TO BE DONE:
From the line containing "Give me the" to the very last line, repeat everything exactly and add nothing else. Skip the pictures.

INFORMATION SUPPLIED:
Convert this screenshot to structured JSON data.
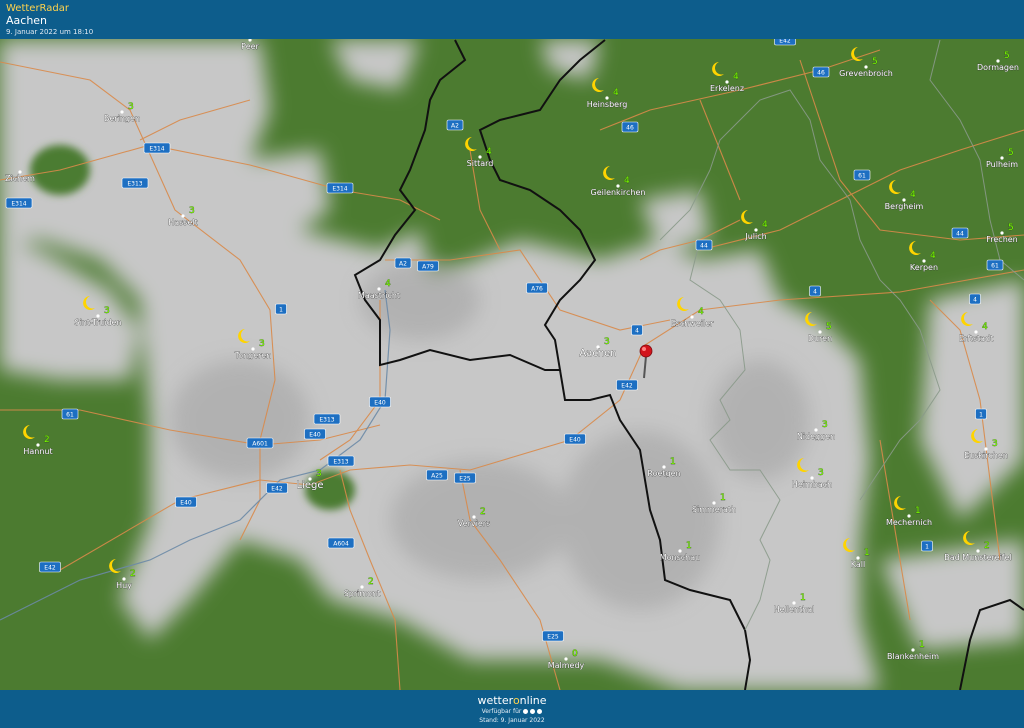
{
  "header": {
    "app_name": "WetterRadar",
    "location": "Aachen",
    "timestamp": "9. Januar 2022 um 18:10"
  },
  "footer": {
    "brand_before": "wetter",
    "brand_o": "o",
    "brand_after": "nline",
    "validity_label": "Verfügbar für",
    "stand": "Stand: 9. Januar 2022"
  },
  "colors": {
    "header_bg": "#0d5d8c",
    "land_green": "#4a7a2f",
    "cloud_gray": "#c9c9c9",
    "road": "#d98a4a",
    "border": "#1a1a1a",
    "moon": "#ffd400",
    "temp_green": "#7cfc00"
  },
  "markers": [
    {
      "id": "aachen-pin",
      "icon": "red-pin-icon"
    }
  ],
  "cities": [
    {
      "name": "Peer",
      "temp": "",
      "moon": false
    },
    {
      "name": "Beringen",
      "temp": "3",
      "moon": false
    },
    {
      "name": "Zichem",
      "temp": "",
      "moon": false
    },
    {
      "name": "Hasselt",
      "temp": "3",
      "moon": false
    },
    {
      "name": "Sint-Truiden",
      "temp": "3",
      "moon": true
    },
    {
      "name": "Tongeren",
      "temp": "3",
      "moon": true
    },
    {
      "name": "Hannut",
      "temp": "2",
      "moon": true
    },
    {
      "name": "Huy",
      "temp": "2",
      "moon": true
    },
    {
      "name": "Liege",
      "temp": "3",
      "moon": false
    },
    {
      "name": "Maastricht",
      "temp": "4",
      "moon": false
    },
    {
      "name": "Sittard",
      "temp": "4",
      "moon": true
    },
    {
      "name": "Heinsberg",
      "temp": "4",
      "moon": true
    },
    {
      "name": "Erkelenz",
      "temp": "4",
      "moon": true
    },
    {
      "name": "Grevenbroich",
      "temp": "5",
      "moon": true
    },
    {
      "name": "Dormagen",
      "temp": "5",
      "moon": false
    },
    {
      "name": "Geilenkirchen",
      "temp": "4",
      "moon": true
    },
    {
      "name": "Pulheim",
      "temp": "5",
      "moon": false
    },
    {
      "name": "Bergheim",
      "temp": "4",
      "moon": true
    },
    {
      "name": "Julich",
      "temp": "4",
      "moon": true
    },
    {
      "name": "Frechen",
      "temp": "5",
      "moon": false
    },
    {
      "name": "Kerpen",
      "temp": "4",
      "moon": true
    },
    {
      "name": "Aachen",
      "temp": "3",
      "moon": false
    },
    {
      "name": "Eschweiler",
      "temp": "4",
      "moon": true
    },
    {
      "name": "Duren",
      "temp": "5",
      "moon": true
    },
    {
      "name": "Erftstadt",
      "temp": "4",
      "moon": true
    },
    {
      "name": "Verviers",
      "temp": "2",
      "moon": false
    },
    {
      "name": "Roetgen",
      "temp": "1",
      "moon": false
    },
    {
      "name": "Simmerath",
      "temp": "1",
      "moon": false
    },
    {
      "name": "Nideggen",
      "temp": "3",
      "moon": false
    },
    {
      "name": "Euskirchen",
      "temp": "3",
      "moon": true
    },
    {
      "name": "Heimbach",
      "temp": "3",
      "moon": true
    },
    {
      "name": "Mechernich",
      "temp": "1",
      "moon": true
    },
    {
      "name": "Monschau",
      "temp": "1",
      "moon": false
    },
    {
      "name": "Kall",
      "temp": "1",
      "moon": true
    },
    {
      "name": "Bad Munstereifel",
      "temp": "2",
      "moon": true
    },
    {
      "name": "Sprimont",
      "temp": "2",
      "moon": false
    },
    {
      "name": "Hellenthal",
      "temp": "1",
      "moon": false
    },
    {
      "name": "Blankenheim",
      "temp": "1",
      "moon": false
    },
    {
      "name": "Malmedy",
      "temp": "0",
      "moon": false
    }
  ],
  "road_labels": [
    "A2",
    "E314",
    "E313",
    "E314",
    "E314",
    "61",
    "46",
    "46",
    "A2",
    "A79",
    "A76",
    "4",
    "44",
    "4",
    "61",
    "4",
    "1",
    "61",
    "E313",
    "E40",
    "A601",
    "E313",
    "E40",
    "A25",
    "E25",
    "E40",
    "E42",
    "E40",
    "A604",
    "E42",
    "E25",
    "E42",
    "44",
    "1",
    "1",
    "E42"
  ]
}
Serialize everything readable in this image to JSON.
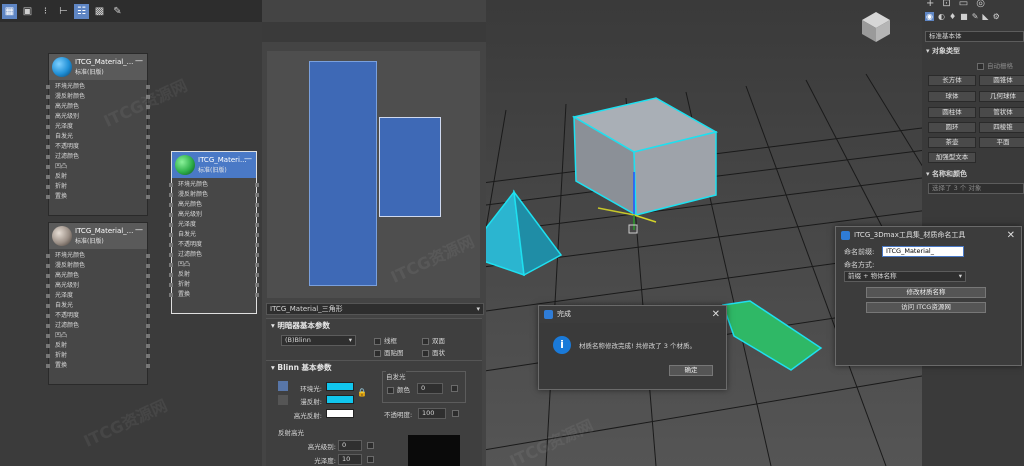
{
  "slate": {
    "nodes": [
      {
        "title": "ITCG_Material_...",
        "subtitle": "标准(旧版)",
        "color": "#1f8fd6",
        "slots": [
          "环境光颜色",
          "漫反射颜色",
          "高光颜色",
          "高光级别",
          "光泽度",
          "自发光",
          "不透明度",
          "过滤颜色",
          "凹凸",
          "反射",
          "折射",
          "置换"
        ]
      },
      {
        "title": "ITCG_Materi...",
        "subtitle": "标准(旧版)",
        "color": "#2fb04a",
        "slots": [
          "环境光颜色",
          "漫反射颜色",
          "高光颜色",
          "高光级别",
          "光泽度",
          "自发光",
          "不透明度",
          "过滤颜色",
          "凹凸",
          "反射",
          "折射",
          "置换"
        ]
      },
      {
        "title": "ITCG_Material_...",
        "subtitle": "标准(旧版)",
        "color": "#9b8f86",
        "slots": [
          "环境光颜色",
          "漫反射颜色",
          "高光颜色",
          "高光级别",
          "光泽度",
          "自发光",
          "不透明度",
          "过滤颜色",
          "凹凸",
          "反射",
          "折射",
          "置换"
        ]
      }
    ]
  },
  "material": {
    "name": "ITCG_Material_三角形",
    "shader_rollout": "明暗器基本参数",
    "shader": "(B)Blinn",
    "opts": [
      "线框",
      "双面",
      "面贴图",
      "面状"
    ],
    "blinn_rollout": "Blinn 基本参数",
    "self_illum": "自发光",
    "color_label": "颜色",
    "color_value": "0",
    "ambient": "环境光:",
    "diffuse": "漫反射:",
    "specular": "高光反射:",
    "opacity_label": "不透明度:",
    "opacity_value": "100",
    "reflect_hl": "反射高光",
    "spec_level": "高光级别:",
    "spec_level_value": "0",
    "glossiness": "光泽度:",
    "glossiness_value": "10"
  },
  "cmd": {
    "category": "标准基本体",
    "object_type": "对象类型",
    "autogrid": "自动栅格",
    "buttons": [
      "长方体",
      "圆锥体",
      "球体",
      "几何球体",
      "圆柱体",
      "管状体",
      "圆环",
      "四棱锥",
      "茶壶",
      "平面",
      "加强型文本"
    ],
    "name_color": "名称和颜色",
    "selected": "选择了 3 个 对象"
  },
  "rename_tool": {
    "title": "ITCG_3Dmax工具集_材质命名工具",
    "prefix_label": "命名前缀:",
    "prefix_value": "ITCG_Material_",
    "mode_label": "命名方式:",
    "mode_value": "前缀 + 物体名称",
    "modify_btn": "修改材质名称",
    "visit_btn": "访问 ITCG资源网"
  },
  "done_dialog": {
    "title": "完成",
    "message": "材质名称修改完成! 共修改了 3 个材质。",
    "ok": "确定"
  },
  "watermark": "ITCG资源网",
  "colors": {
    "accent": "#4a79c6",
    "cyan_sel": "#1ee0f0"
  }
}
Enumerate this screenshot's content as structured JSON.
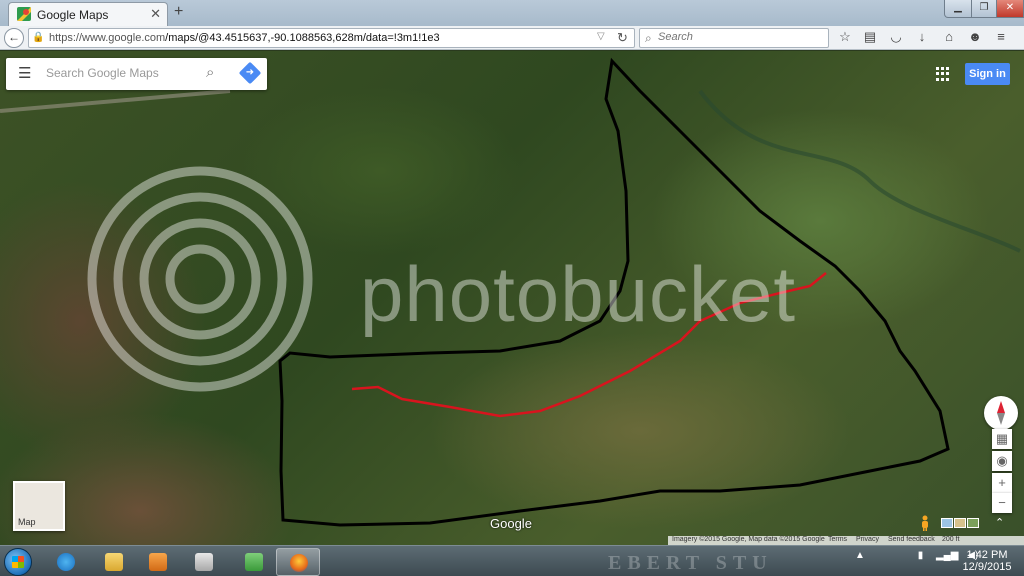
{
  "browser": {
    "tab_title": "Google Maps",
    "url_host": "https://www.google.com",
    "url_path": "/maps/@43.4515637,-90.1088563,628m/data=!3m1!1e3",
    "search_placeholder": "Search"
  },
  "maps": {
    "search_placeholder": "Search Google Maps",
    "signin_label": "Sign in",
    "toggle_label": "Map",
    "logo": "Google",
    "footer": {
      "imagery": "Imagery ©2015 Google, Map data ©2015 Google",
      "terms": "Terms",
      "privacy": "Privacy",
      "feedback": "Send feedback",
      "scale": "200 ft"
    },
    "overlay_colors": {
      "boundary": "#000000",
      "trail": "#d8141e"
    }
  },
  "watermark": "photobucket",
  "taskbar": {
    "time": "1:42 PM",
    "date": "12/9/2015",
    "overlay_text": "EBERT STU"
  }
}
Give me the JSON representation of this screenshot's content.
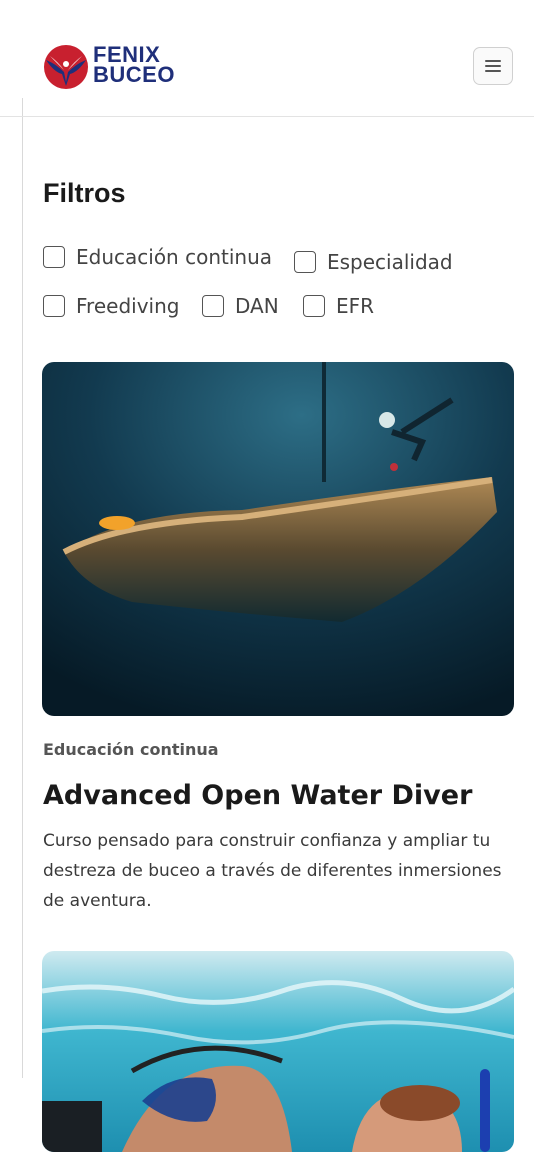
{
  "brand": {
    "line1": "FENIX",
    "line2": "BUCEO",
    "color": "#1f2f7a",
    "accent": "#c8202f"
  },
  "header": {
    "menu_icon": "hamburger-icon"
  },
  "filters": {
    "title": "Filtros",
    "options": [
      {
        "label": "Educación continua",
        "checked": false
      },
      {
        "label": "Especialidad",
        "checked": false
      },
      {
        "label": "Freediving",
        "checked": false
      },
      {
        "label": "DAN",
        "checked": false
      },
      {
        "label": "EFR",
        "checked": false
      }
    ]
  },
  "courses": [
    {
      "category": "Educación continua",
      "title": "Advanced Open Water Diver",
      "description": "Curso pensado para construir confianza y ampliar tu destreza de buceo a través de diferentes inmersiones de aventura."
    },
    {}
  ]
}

ANSWER FOR THE TASK:
Give me the JSON representation of this screenshot's content.
{
  "brand": {
    "line1": "FENIX",
    "line2": "BUCEO",
    "color": "#1f2f7a",
    "accent": "#c8202f"
  },
  "header": {
    "menu_icon": "hamburger-icon"
  },
  "filters": {
    "title": "Filtros",
    "options": [
      {
        "label": "Educación continua",
        "checked": false
      },
      {
        "label": "Especialidad",
        "checked": false
      },
      {
        "label": "Freediving",
        "checked": false
      },
      {
        "label": "DAN",
        "checked": false
      },
      {
        "label": "EFR",
        "checked": false
      }
    ]
  },
  "courses": [
    {
      "category": "Educación continua",
      "title": "Advanced Open Water Diver",
      "description": "Curso pensado para construir confianza y ampliar tu destreza de buceo a través de diferentes inmersiones de aventura."
    },
    {}
  ]
}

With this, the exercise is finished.